[Figure collection entries]
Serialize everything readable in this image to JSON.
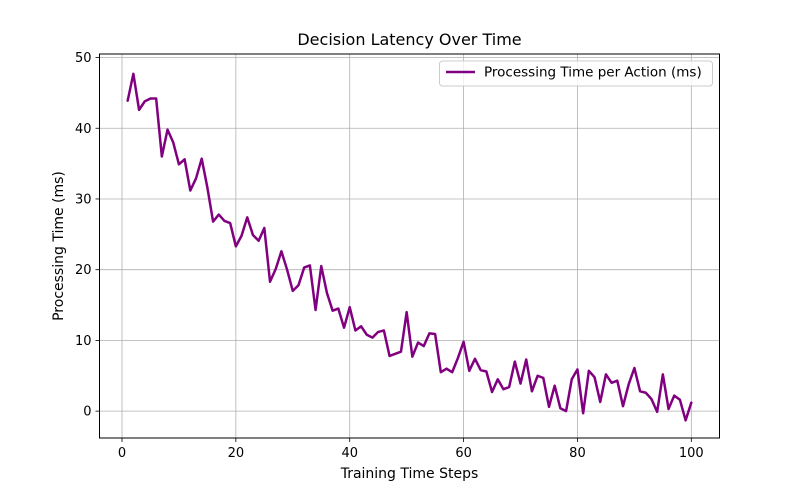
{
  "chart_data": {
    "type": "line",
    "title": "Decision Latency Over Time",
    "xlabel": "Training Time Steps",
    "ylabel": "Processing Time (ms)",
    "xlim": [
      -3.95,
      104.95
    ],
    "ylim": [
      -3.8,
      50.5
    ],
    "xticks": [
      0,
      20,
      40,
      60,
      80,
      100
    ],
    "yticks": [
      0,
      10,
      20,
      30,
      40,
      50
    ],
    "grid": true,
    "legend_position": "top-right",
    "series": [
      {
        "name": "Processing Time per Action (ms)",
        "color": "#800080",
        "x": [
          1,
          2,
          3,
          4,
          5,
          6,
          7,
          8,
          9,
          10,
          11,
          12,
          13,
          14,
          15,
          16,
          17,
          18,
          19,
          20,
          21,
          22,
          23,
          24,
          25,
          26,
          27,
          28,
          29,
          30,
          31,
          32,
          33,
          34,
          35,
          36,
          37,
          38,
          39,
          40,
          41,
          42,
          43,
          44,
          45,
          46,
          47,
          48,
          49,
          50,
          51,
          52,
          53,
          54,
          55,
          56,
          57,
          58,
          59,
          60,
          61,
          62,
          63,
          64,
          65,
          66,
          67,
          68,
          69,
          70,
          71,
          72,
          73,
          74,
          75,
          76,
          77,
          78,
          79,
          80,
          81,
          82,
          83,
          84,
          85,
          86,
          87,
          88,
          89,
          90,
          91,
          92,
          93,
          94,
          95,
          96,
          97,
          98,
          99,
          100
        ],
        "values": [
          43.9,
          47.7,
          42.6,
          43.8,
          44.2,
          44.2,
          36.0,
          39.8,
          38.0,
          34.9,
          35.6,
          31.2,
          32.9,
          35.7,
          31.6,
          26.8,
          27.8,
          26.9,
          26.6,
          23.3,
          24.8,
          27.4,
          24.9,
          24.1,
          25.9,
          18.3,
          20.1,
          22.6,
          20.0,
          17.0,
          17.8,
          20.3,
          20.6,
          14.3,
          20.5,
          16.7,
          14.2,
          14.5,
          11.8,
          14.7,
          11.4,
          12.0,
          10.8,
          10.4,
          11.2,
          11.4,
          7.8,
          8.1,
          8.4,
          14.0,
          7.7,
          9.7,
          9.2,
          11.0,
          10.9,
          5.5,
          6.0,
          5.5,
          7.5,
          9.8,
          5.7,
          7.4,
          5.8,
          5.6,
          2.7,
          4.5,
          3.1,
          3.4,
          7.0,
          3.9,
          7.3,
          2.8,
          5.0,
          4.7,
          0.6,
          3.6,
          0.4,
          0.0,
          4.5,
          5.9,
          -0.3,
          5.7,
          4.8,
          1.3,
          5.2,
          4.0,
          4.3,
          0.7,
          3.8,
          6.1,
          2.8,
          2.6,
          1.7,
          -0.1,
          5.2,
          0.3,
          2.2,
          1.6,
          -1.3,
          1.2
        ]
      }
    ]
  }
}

§ **Task prompt**
Quote in full the listing given above; the images are to be left out.

§ **Output of the task**
Serialize everything readable in this image to JSON.
{
  "chart_data": {
    "type": "line",
    "title": "Decision Latency Over Time",
    "xlabel": "Training Time Steps",
    "ylabel": "Processing Time (ms)",
    "xlim": [
      -3.95,
      104.95
    ],
    "ylim": [
      -3.8,
      50.5
    ],
    "xticks": [
      0,
      20,
      40,
      60,
      80,
      100
    ],
    "yticks": [
      0,
      10,
      20,
      30,
      40,
      50
    ],
    "grid": true,
    "legend_position": "top-right",
    "series": [
      {
        "name": "Processing Time per Action (ms)",
        "color": "#800080",
        "x": [
          1,
          2,
          3,
          4,
          5,
          6,
          7,
          8,
          9,
          10,
          11,
          12,
          13,
          14,
          15,
          16,
          17,
          18,
          19,
          20,
          21,
          22,
          23,
          24,
          25,
          26,
          27,
          28,
          29,
          30,
          31,
          32,
          33,
          34,
          35,
          36,
          37,
          38,
          39,
          40,
          41,
          42,
          43,
          44,
          45,
          46,
          47,
          48,
          49,
          50,
          51,
          52,
          53,
          54,
          55,
          56,
          57,
          58,
          59,
          60,
          61,
          62,
          63,
          64,
          65,
          66,
          67,
          68,
          69,
          70,
          71,
          72,
          73,
          74,
          75,
          76,
          77,
          78,
          79,
          80,
          81,
          82,
          83,
          84,
          85,
          86,
          87,
          88,
          89,
          90,
          91,
          92,
          93,
          94,
          95,
          96,
          97,
          98,
          99,
          100
        ],
        "values": [
          43.9,
          47.7,
          42.6,
          43.8,
          44.2,
          44.2,
          36.0,
          39.8,
          38.0,
          34.9,
          35.6,
          31.2,
          32.9,
          35.7,
          31.6,
          26.8,
          27.8,
          26.9,
          26.6,
          23.3,
          24.8,
          27.4,
          24.9,
          24.1,
          25.9,
          18.3,
          20.1,
          22.6,
          20.0,
          17.0,
          17.8,
          20.3,
          20.6,
          14.3,
          20.5,
          16.7,
          14.2,
          14.5,
          11.8,
          14.7,
          11.4,
          12.0,
          10.8,
          10.4,
          11.2,
          11.4,
          7.8,
          8.1,
          8.4,
          14.0,
          7.7,
          9.7,
          9.2,
          11.0,
          10.9,
          5.5,
          6.0,
          5.5,
          7.5,
          9.8,
          5.7,
          7.4,
          5.8,
          5.6,
          2.7,
          4.5,
          3.1,
          3.4,
          7.0,
          3.9,
          7.3,
          2.8,
          5.0,
          4.7,
          0.6,
          3.6,
          0.4,
          0.0,
          4.5,
          5.9,
          -0.3,
          5.7,
          4.8,
          1.3,
          5.2,
          4.0,
          4.3,
          0.7,
          3.8,
          6.1,
          2.8,
          2.6,
          1.7,
          -0.1,
          5.2,
          0.3,
          2.2,
          1.6,
          -1.3,
          1.2
        ]
      }
    ]
  }
}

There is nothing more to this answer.